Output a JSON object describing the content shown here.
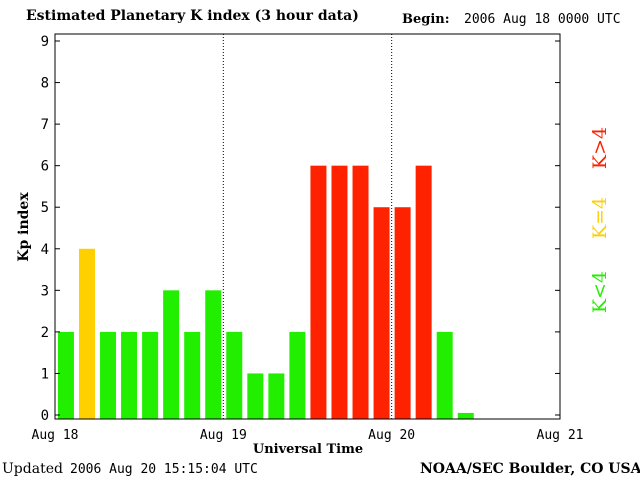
{
  "header": {
    "title": "Estimated Planetary K index (3 hour data)",
    "begin_label": "Begin:",
    "begin_value": "2006 Aug 18 0000 UTC"
  },
  "footer": {
    "updated_label": "Updated",
    "updated_value": "2006 Aug 20 15:15:04 UTC",
    "credit": "NOAA/SEC Boulder, CO USA"
  },
  "legend": [
    {
      "label": "K>4",
      "color": "#ff2200"
    },
    {
      "label": "K=4",
      "color": "#ffd000"
    },
    {
      "label": "K<4",
      "color": "#22ee00"
    }
  ],
  "chart_data": {
    "type": "bar",
    "xlabel": "Universal Time",
    "ylabel": "Kp index",
    "ylim": [
      0,
      9
    ],
    "yticks": [
      "0",
      "1",
      "2",
      "3",
      "4",
      "5",
      "6",
      "7",
      "8",
      "9"
    ],
    "xticks": [
      "Aug 18",
      "Aug 19",
      "Aug 20",
      "Aug 21"
    ],
    "day_dividers": [
      "Aug 19",
      "Aug 20"
    ],
    "slots": 24,
    "values": [
      2,
      4,
      2,
      2,
      2,
      3,
      2,
      3,
      2,
      1,
      1,
      2,
      6,
      6,
      6,
      5,
      5,
      6,
      2,
      0.05
    ],
    "colors": {
      "below4": "#22ee00",
      "equal4": "#ffd000",
      "above4": "#ff2200"
    },
    "grid": false
  }
}
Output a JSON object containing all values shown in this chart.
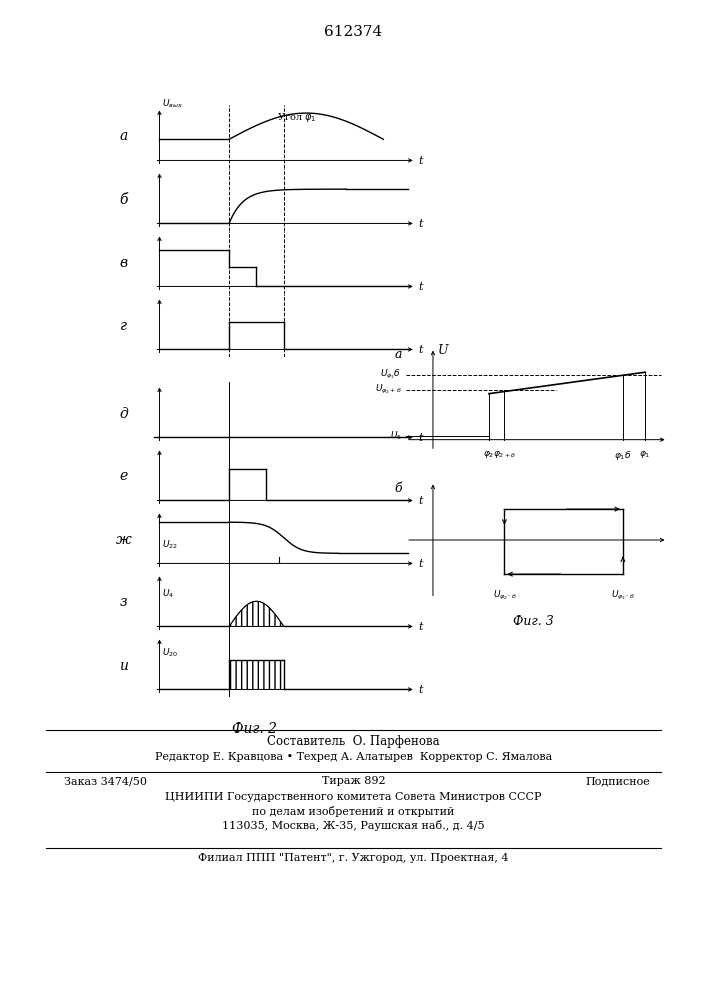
{
  "title": "612374",
  "fig2_label": "Фиг. 2",
  "fig3_label": "Фиг. 3",
  "bg_color": "#ffffff",
  "row_labels": [
    "а",
    "б",
    "в",
    "г",
    "д",
    "е",
    "ж",
    "з",
    "и"
  ],
  "footer_lines": [
    "Составитель  О. Парфенова",
    "Редактор Е. Кравцова • Техред А. Алатырев  Корректор С. Ямалова",
    "ЦНИИПИ Государственного комитета Совета Министров СССР",
    "по делам изобретений и открытий",
    "113035, Москва, Ж-35, Раушская наб., д. 4/5",
    "Филиал ППП \"Патент\", г. Ужгород, ул. Проектная, 4"
  ]
}
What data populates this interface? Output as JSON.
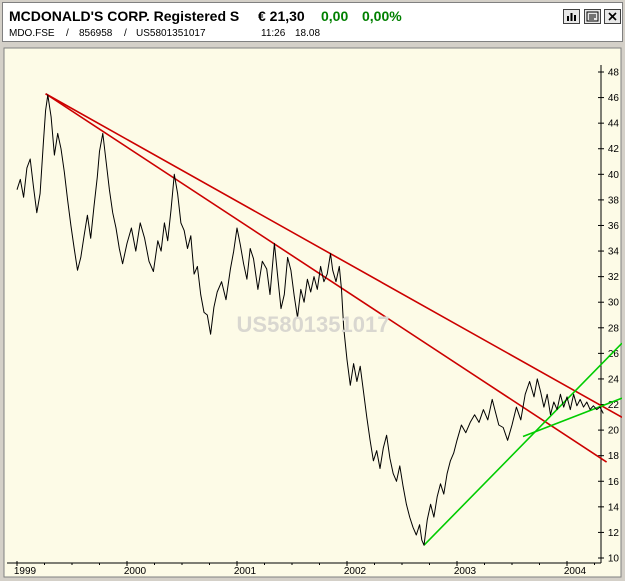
{
  "header": {
    "name": "MCDONALD'S CORP. Registered S",
    "price": "€ 21,30",
    "change": "0,00",
    "change_pct": "0,00%",
    "symbol": "MDO.FSE",
    "wkn": "856958",
    "isin": "US5801351017",
    "separator": "/",
    "time": "11:26",
    "date": "18.08",
    "change_color": "#008000"
  },
  "toolbar": {
    "icons": [
      "bar-chart-icon",
      "news-icon",
      "close-icon"
    ]
  },
  "chart_data": {
    "type": "line",
    "watermark": "US5801351017",
    "grid": false,
    "ylim": [
      10,
      48
    ],
    "xlim": [
      1999.0,
      2004.5
    ],
    "y_ticks": [
      10,
      12,
      14,
      16,
      18,
      20,
      22,
      24,
      26,
      28,
      30,
      32,
      34,
      36,
      38,
      40,
      42,
      44,
      46,
      48
    ],
    "x_ticks": [
      {
        "label": "1999",
        "x": 1999.0
      },
      {
        "label": "2000",
        "x": 2000.0
      },
      {
        "label": "2001",
        "x": 2001.0
      },
      {
        "label": "2002",
        "x": 2002.0
      },
      {
        "label": "2003",
        "x": 2003.0
      },
      {
        "label": "2004",
        "x": 2004.0
      }
    ],
    "series": [
      {
        "color": "#000000",
        "points": [
          [
            1999.0,
            38.8
          ],
          [
            1999.03,
            39.6
          ],
          [
            1999.06,
            38.2
          ],
          [
            1999.09,
            40.5
          ],
          [
            1999.12,
            41.2
          ],
          [
            1999.15,
            39.0
          ],
          [
            1999.18,
            37.0
          ],
          [
            1999.21,
            38.5
          ],
          [
            1999.24,
            42.5
          ],
          [
            1999.26,
            45.0
          ],
          [
            1999.28,
            46.2
          ],
          [
            1999.31,
            44.5
          ],
          [
            1999.34,
            41.5
          ],
          [
            1999.37,
            43.2
          ],
          [
            1999.4,
            42.0
          ],
          [
            1999.43,
            40.2
          ],
          [
            1999.46,
            38.0
          ],
          [
            1999.49,
            36.0
          ],
          [
            1999.52,
            34.2
          ],
          [
            1999.55,
            32.5
          ],
          [
            1999.58,
            33.5
          ],
          [
            1999.61,
            35.2
          ],
          [
            1999.64,
            36.8
          ],
          [
            1999.67,
            35.0
          ],
          [
            1999.7,
            37.5
          ],
          [
            1999.73,
            39.8
          ],
          [
            1999.75,
            41.8
          ],
          [
            1999.78,
            43.2
          ],
          [
            1999.81,
            41.0
          ],
          [
            1999.84,
            38.8
          ],
          [
            1999.87,
            37.0
          ],
          [
            1999.9,
            35.8
          ],
          [
            1999.93,
            34.2
          ],
          [
            1999.96,
            33.0
          ],
          [
            2000.0,
            34.6
          ],
          [
            2000.04,
            35.8
          ],
          [
            2000.08,
            34.0
          ],
          [
            2000.12,
            36.2
          ],
          [
            2000.16,
            35.0
          ],
          [
            2000.2,
            33.2
          ],
          [
            2000.24,
            32.4
          ],
          [
            2000.28,
            34.8
          ],
          [
            2000.31,
            34.0
          ],
          [
            2000.34,
            36.2
          ],
          [
            2000.37,
            34.8
          ],
          [
            2000.4,
            37.2
          ],
          [
            2000.43,
            40.0
          ],
          [
            2000.46,
            38.5
          ],
          [
            2000.49,
            36.2
          ],
          [
            2000.52,
            35.6
          ],
          [
            2000.55,
            34.2
          ],
          [
            2000.58,
            35.2
          ],
          [
            2000.61,
            32.2
          ],
          [
            2000.64,
            32.8
          ],
          [
            2000.67,
            30.6
          ],
          [
            2000.7,
            29.2
          ],
          [
            2000.73,
            29.0
          ],
          [
            2000.76,
            27.5
          ],
          [
            2000.79,
            29.6
          ],
          [
            2000.82,
            30.8
          ],
          [
            2000.86,
            31.6
          ],
          [
            2000.9,
            30.2
          ],
          [
            2000.94,
            32.6
          ],
          [
            2000.97,
            34.0
          ],
          [
            2001.0,
            35.8
          ],
          [
            2001.03,
            34.5
          ],
          [
            2001.06,
            33.0
          ],
          [
            2001.09,
            31.8
          ],
          [
            2001.12,
            34.2
          ],
          [
            2001.15,
            33.4
          ],
          [
            2001.19,
            31.0
          ],
          [
            2001.23,
            33.2
          ],
          [
            2001.27,
            32.6
          ],
          [
            2001.3,
            30.6
          ],
          [
            2001.34,
            34.6
          ],
          [
            2001.37,
            32.0
          ],
          [
            2001.4,
            29.5
          ],
          [
            2001.43,
            30.6
          ],
          [
            2001.46,
            33.5
          ],
          [
            2001.49,
            32.5
          ],
          [
            2001.52,
            30.5
          ],
          [
            2001.55,
            28.8
          ],
          [
            2001.58,
            31.0
          ],
          [
            2001.61,
            30.0
          ],
          [
            2001.64,
            31.8
          ],
          [
            2001.67,
            30.8
          ],
          [
            2001.7,
            32.0
          ],
          [
            2001.73,
            31.0
          ],
          [
            2001.76,
            32.8
          ],
          [
            2001.79,
            31.6
          ],
          [
            2001.82,
            32.2
          ],
          [
            2001.85,
            33.8
          ],
          [
            2001.87,
            32.5
          ],
          [
            2001.9,
            31.6
          ],
          [
            2001.93,
            32.8
          ],
          [
            2001.95,
            31.0
          ],
          [
            2001.97,
            28.0
          ],
          [
            2002.0,
            25.5
          ],
          [
            2002.03,
            23.5
          ],
          [
            2002.06,
            25.2
          ],
          [
            2002.09,
            23.8
          ],
          [
            2002.12,
            25.0
          ],
          [
            2002.15,
            23.0
          ],
          [
            2002.18,
            21.0
          ],
          [
            2002.21,
            19.2
          ],
          [
            2002.24,
            17.6
          ],
          [
            2002.27,
            18.4
          ],
          [
            2002.3,
            17.0
          ],
          [
            2002.33,
            18.6
          ],
          [
            2002.36,
            19.6
          ],
          [
            2002.39,
            17.8
          ],
          [
            2002.42,
            16.6
          ],
          [
            2002.45,
            16.0
          ],
          [
            2002.48,
            17.2
          ],
          [
            2002.51,
            15.6
          ],
          [
            2002.54,
            14.2
          ],
          [
            2002.57,
            13.2
          ],
          [
            2002.6,
            12.4
          ],
          [
            2002.63,
            11.8
          ],
          [
            2002.66,
            12.6
          ],
          [
            2002.68,
            11.4
          ],
          [
            2002.7,
            11.0
          ],
          [
            2002.73,
            13.0
          ],
          [
            2002.76,
            14.2
          ],
          [
            2002.79,
            13.2
          ],
          [
            2002.82,
            14.8
          ],
          [
            2002.85,
            15.8
          ],
          [
            2002.88,
            15.0
          ],
          [
            2002.91,
            16.6
          ],
          [
            2002.94,
            17.6
          ],
          [
            2002.97,
            18.2
          ],
          [
            2003.0,
            19.2
          ],
          [
            2003.04,
            20.4
          ],
          [
            2003.08,
            19.8
          ],
          [
            2003.12,
            20.6
          ],
          [
            2003.16,
            21.2
          ],
          [
            2003.2,
            20.6
          ],
          [
            2003.24,
            21.6
          ],
          [
            2003.28,
            20.8
          ],
          [
            2003.32,
            22.4
          ],
          [
            2003.35,
            21.4
          ],
          [
            2003.38,
            20.4
          ],
          [
            2003.42,
            20.2
          ],
          [
            2003.46,
            19.2
          ],
          [
            2003.5,
            20.4
          ],
          [
            2003.54,
            21.8
          ],
          [
            2003.58,
            20.8
          ],
          [
            2003.62,
            22.8
          ],
          [
            2003.66,
            23.8
          ],
          [
            2003.7,
            22.6
          ],
          [
            2003.73,
            24.0
          ],
          [
            2003.76,
            23.0
          ],
          [
            2003.79,
            21.8
          ],
          [
            2003.82,
            22.8
          ],
          [
            2003.85,
            21.2
          ],
          [
            2003.88,
            22.2
          ],
          [
            2003.91,
            21.6
          ],
          [
            2003.94,
            22.8
          ],
          [
            2003.97,
            21.8
          ],
          [
            2004.0,
            22.6
          ],
          [
            2004.03,
            21.6
          ],
          [
            2004.06,
            22.8
          ],
          [
            2004.09,
            21.9
          ],
          [
            2004.12,
            22.4
          ],
          [
            2004.15,
            21.8
          ],
          [
            2004.18,
            22.2
          ],
          [
            2004.21,
            21.6
          ],
          [
            2004.24,
            21.9
          ],
          [
            2004.27,
            21.6
          ],
          [
            2004.3,
            21.8
          ],
          [
            2004.33,
            21.3
          ]
        ]
      }
    ],
    "trendlines": [
      {
        "color": "#cc0000",
        "from": [
          1999.26,
          46.3
        ],
        "to": [
          2004.5,
          21.0
        ]
      },
      {
        "color": "#cc0000",
        "from": [
          1999.26,
          46.3
        ],
        "to": [
          2004.36,
          17.5
        ]
      },
      {
        "color": "#00cc00",
        "from": [
          2002.7,
          11.0
        ],
        "to": [
          2004.5,
          26.8
        ]
      },
      {
        "color": "#00cc00",
        "from": [
          2003.6,
          19.5
        ],
        "to": [
          2004.5,
          22.5
        ]
      }
    ]
  }
}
# # # # #
TASK DIRECTIONS: Report how many lines in the data contain the word "Output", with no words besides the number.

WRITTEN SOLUTION: 3